■ **WHAT YOU WILL DO**:
What follows is a listing to be transcribed exactly.

•••

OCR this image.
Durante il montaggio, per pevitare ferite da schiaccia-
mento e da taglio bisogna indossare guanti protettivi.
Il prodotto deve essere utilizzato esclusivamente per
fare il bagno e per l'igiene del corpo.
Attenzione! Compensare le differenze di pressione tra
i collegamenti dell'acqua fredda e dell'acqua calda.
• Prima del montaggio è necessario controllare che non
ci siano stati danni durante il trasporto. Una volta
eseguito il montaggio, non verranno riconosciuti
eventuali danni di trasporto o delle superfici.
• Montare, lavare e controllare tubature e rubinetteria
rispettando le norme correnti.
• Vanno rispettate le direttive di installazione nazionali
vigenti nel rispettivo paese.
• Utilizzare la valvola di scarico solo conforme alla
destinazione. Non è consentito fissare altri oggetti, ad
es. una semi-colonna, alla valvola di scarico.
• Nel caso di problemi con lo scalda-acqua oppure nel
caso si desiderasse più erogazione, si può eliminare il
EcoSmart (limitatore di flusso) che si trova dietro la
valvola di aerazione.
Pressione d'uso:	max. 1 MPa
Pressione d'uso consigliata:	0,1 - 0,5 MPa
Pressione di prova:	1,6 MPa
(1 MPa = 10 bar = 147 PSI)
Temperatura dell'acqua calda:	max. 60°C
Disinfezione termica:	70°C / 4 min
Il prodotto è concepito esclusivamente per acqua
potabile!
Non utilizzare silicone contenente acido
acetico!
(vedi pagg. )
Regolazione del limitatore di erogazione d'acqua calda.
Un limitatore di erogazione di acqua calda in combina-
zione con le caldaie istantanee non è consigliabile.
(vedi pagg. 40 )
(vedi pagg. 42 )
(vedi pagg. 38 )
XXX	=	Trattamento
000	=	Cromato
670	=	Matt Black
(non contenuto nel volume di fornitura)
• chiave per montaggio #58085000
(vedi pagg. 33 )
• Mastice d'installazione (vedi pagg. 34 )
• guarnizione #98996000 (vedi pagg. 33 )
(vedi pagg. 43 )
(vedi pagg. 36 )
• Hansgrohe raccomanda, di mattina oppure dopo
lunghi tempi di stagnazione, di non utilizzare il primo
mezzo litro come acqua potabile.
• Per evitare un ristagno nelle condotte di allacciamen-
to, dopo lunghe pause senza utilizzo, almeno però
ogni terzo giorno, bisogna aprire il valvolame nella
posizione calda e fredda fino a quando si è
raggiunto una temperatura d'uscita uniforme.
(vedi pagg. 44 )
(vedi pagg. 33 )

•••

■ **ANSWER**:
OCR this image.
Durante il montaggio, per pevitare ferite da schiaccia-
mento e da taglio bisogna indossare guanti protettivi.
Il prodotto deve essere utilizzato esclusivamente per
fare il bagno e per l'igiene del corpo.
Attenzione! Compensare le differenze di pressione tra
i collegamenti dell'acqua fredda e dell'acqua calda.
• Prima del montaggio è necessario controllare che non
ci siano stati danni durante il trasporto. Una volta
eseguito il montaggio, non verranno riconosciuti
eventuali danni di trasporto o delle superfici.
• Montare, lavare e controllare tubature e rubinetteria
rispettando le norme correnti.
• Vanno rispettate le direttive di installazione nazionali
vigenti nel rispettivo paese.
• Utilizzare la valvola di scarico solo conforme alla
destinazione. Non è consentito fissare altri oggetti, ad
es. una semi-colonna, alla valvola di scarico.
• Nel caso di problemi con lo scalda-acqua oppure nel
caso si desiderasse più erogazione, si può eliminare il
EcoSmart (limitatore di flusso) che si trova dietro la
valvola di aerazione.
Pressione d'uso:	max. 1 MPa
Pressione d'uso consigliata:	0,1 - 0,5 MPa
Pressione di prova:	1,6 MPa
(1 MPa = 10 bar = 147 PSI)
Temperatura dell'acqua calda:	max. 60°C
Disinfezione termica:	70°C / 4 min
Il prodotto è concepito esclusivamente per acqua
potabile!
Non utilizzare silicone contenente acido
acetico!
(vedi pagg. )
Regolazione del limitatore di erogazione d'acqua calda.
Un limitatore di erogazione di acqua calda in combina-
zione con le caldaie istantanee non è consigliabile.
(vedi pagg. 40 )
(vedi pagg. 42 )
(vedi pagg. 38 )
XXX	=	Trattamento
000	=	Cromato
670	=	Matt Black
(non contenuto nel volume di fornitura)
• chiave per montaggio #58085000
(vedi pagg. 33 )
• Mastice d'installazione (vedi pagg. 34 )
• guarnizione #98996000 (vedi pagg. 33 )
(vedi pagg. 43 )
(vedi pagg. 36 )
• Hansgrohe raccomanda, di mattina oppure dopo
lunghi tempi di stagnazione, di non utilizzare il primo
mezzo litro come acqua potabile.
• Per evitare un ristagno nelle condotte di allacciamen-
to, dopo lunghe pause senza utilizzo, almeno però
ogni terzo giorno, bisogna aprire il valvolame nella
posizione calda e fredda fino a quando si è
raggiunto una temperatura d'uscita uniforme.
(vedi pagg. 44 )
(vedi pagg. 33 )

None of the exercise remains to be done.